## begin Recorded information
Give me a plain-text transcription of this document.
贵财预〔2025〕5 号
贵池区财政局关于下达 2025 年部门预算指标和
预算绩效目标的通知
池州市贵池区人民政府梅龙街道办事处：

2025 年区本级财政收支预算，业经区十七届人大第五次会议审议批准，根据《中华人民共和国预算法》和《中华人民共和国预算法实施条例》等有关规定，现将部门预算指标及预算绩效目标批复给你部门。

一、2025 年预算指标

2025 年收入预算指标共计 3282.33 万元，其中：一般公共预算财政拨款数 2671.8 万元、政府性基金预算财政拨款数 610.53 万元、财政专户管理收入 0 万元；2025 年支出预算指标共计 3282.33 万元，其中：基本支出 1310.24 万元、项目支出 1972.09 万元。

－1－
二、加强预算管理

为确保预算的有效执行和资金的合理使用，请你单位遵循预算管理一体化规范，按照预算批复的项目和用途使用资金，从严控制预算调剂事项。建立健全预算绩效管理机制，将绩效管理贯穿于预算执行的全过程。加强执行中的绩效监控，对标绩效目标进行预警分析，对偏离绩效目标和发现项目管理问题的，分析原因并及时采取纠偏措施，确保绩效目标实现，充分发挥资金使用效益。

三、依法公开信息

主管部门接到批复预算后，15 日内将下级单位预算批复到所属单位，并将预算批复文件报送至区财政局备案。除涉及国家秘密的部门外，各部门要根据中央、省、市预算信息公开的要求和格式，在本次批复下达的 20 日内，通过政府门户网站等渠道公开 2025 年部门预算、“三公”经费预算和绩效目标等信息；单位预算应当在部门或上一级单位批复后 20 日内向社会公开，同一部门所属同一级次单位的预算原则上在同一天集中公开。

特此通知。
## end Recorded information
## Work to be completed
Repeat every entry exactly, please.

## Task result
Give me a plain-text transcription of this document.
贵财预〔2025〕5 号
贵池区财政局关于下达 2025 年部门预算指标和
预算绩效目标的通知
池州市贵池区人民政府梅龙街道办事处：

2025 年区本级财政收支预算，业经区十七届人大第五次会议审议批准，根据《中华人民共和国预算法》和《中华人民共和国预算法实施条例》等有关规定，现将部门预算指标及预算绩效目标批复给你部门。

一、2025 年预算指标

2025 年收入预算指标共计 3282.33 万元，其中：一般公共预算财政拨款数 2671.8 万元、政府性基金预算财政拨款数 610.53 万元、财政专户管理收入 0 万元；2025 年支出预算指标共计 3282.33 万元，其中：基本支出 1310.24 万元、项目支出 1972.09 万元。

－1－
二、加强预算管理

为确保预算的有效执行和资金的合理使用，请你单位遵循预算管理一体化规范，按照预算批复的项目和用途使用资金，从严控制预算调剂事项。建立健全预算绩效管理机制，将绩效管理贯穿于预算执行的全过程。加强执行中的绩效监控，对标绩效目标进行预警分析，对偏离绩效目标和发现项目管理问题的，分析原因并及时采取纠偏措施，确保绩效目标实现，充分发挥资金使用效益。

三、依法公开信息

主管部门接到批复预算后，15 日内将下级单位预算批复到所属单位，并将预算批复文件报送至区财政局备案。除涉及国家秘密的部门外，各部门要根据中央、省、市预算信息公开的要求和格式，在本次批复下达的 20 日内，通过政府门户网站等渠道公开 2025 年部门预算、“三公”经费预算和绩效目标等信息；单位预算应当在部门或上一级单位批复后 20 日内向社会公开，同一部门所属同一级次单位的预算原则上在同一天集中公开。

特此通知。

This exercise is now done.